> _What you need to do_
Return each line of the listing below, unchanged, and omit the images.
────────────────
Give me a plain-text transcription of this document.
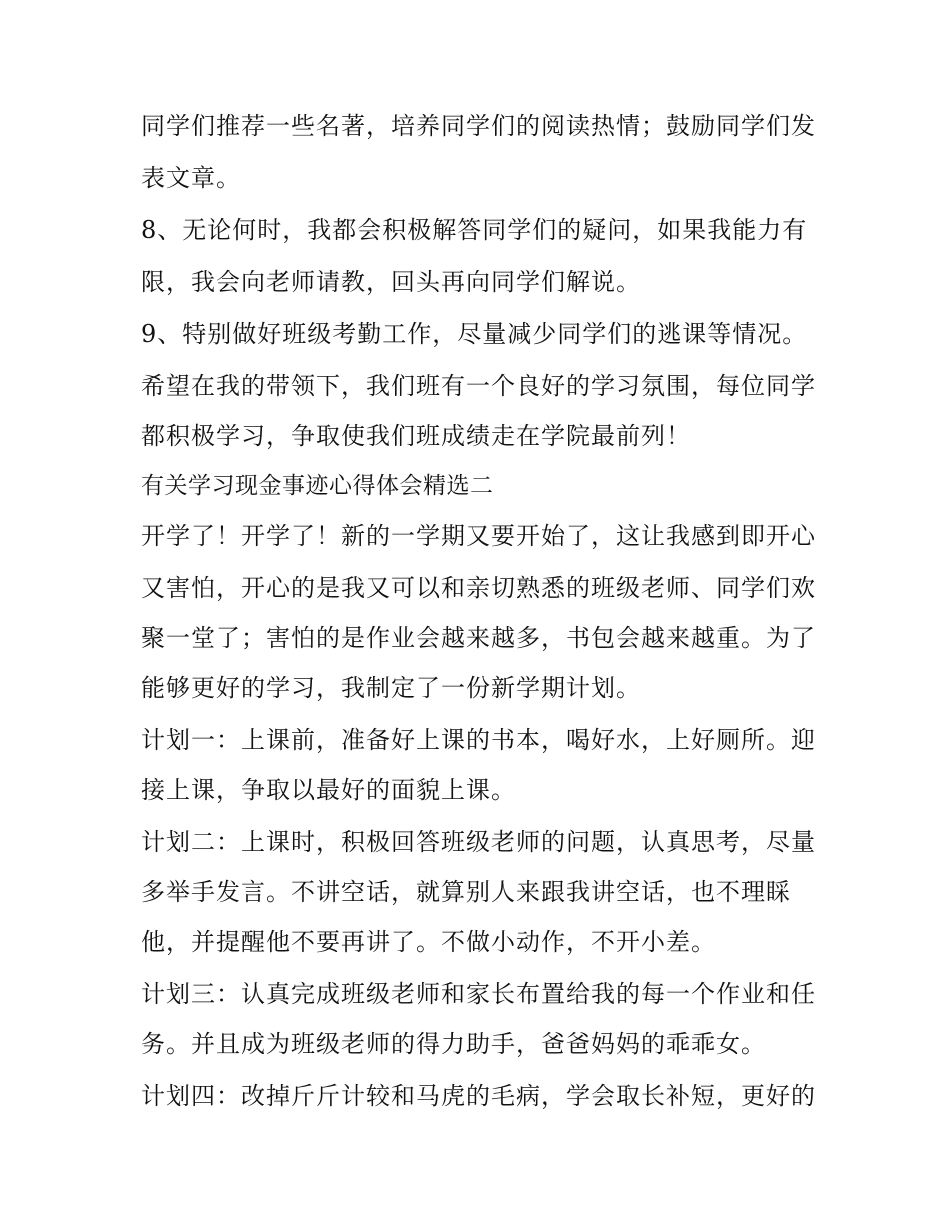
同学们推荐一些名著，培养同学们的阅读热情；鼓励同学们发
表文章。
8、无论何时，我都会积极解答同学们的疑问，如果我能力有
限，我会向老师请教，回头再向同学们解说。
9、特别做好班级考勤工作，尽量减少同学们的逃课等情况。
希望在我的带领下，我们班有一个良好的学习氛围，每位同学
都积极学习，争取使我们班成绩走在学院最前列！
有关学习现金事迹心得体会精选二
开学了！开学了！新的一学期又要开始了，这让我感到即开心
又害怕，开心的是我又可以和亲切熟悉的班级老师、同学们欢
聚一堂了；害怕的是作业会越来越多，书包会越来越重。为了
能够更好的学习，我制定了一份新学期计划。
计划一：上课前，准备好上课的书本，喝好水，上好厕所。迎
接上课，争取以最好的面貌上课。
计划二：上课时，积极回答班级老师的问题，认真思考，尽量
多举手发言。不讲空话，就算别人来跟我讲空话，也不理睬
他，并提醒他不要再讲了。不做小动作，不开小差。
计划三：认真完成班级老师和家长布置给我的每一个作业和任
务。并且成为班级老师的得力助手，爸爸妈妈的乖乖女。
计划四：改掉斤斤计较和马虎的毛病，学会取长补短，更好的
────────────────
> _Output of the task_
Give me a plain-text transcription of this document.
同学们推荐一些名著，培养同学们的阅读热情；鼓励同学们发
表文章。
8、无论何时，我都会积极解答同学们的疑问，如果我能力有
限，我会向老师请教，回头再向同学们解说。
9、特别做好班级考勤工作，尽量减少同学们的逃课等情况。
希望在我的带领下，我们班有一个良好的学习氛围，每位同学
都积极学习，争取使我们班成绩走在学院最前列！
有关学习现金事迹心得体会精选二
开学了！开学了！新的一学期又要开始了，这让我感到即开心
又害怕，开心的是我又可以和亲切熟悉的班级老师、同学们欢
聚一堂了；害怕的是作业会越来越多，书包会越来越重。为了
能够更好的学习，我制定了一份新学期计划。
计划一：上课前，准备好上课的书本，喝好水，上好厕所。迎
接上课，争取以最好的面貌上课。
计划二：上课时，积极回答班级老师的问题，认真思考，尽量
多举手发言。不讲空话，就算别人来跟我讲空话，也不理睬
他，并提醒他不要再讲了。不做小动作，不开小差。
计划三：认真完成班级老师和家长布置给我的每一个作业和任
务。并且成为班级老师的得力助手，爸爸妈妈的乖乖女。
计划四：改掉斤斤计较和马虎的毛病，学会取长补短，更好的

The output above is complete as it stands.